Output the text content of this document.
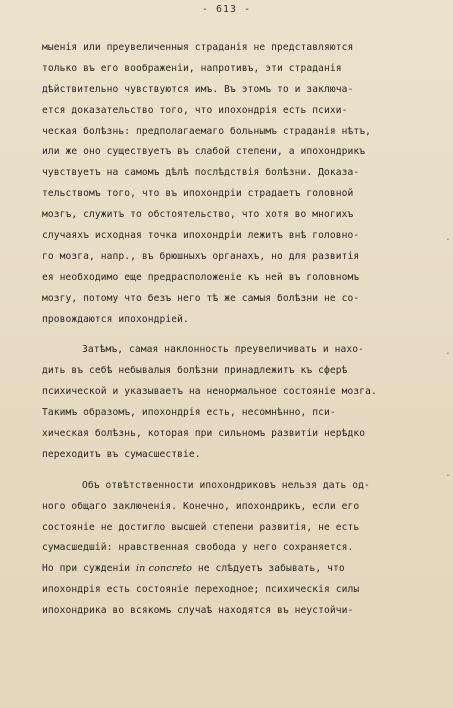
- 613 -
мыенія или преувеличенныя страданія не представляются
только въ его воображеніи, напротивъ, эти страданія
дѣйствительно чувствуются имъ. Въ этомъ то и заключа-
ется доказательство того, что ипохондрія есть психи-
ческая болѣзнь: предполагаемаго больнымъ страданія нѣтъ,
или же оно существуетъ въ слабой степени, а ипохондрикъ
чувствуетъ на самомъ дѣлѣ послѣдствія болѣзни. Доказа-
тельствомъ того, что въ ипохондріи страдаетъ головной
мозгъ, служитъ то обстоятельство, что хотя во многихъ
случаяхъ исходная точка ипохондріи лежитъ внѣ головно-
го мозга, напр., въ брюшныхъ органахъ, но для развитія
ея необходимо еще предрасположеніе къ ней въ головномъ
мозгу, потому что безъ него тѣ же самыя болѣзни не со-
провождаются ипохондріей.
Затѣмъ, самая наклонность преувеличивать и нахо-
дить въ себѣ небывалыя болѣзни принадлежитъ къ сферѣ
психической и указываетъ на ненормальное состояніе мозга.
Такимъ образомъ, ипохондрія есть, несомнѣнно, пси-
хическая болѣзнь, которая при сильномъ развитіи нерѣдко
переходитъ въ сумасшествіе.
Объ отвѣтственности ипохондриковъ нельзя дать од-
ного общаго заключенія. Конечно, ипохондрикъ, если его
состояніе не достигло высшей степени развитія, не есть
сумасшедшій: нравственная свобода у него сохраняется.
Но при сужденіи in concreto не слѣдуетъ забывать, что
ипохондрія есть состояніе переходное; психическія силы
ипохондрика во всякомъ случаѣ находятся въ неустойчи-
.
.
.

-----

_Set problem_: Scan the records above and report how many lines include the word "развитія", without any other text.

_Finished task_: 2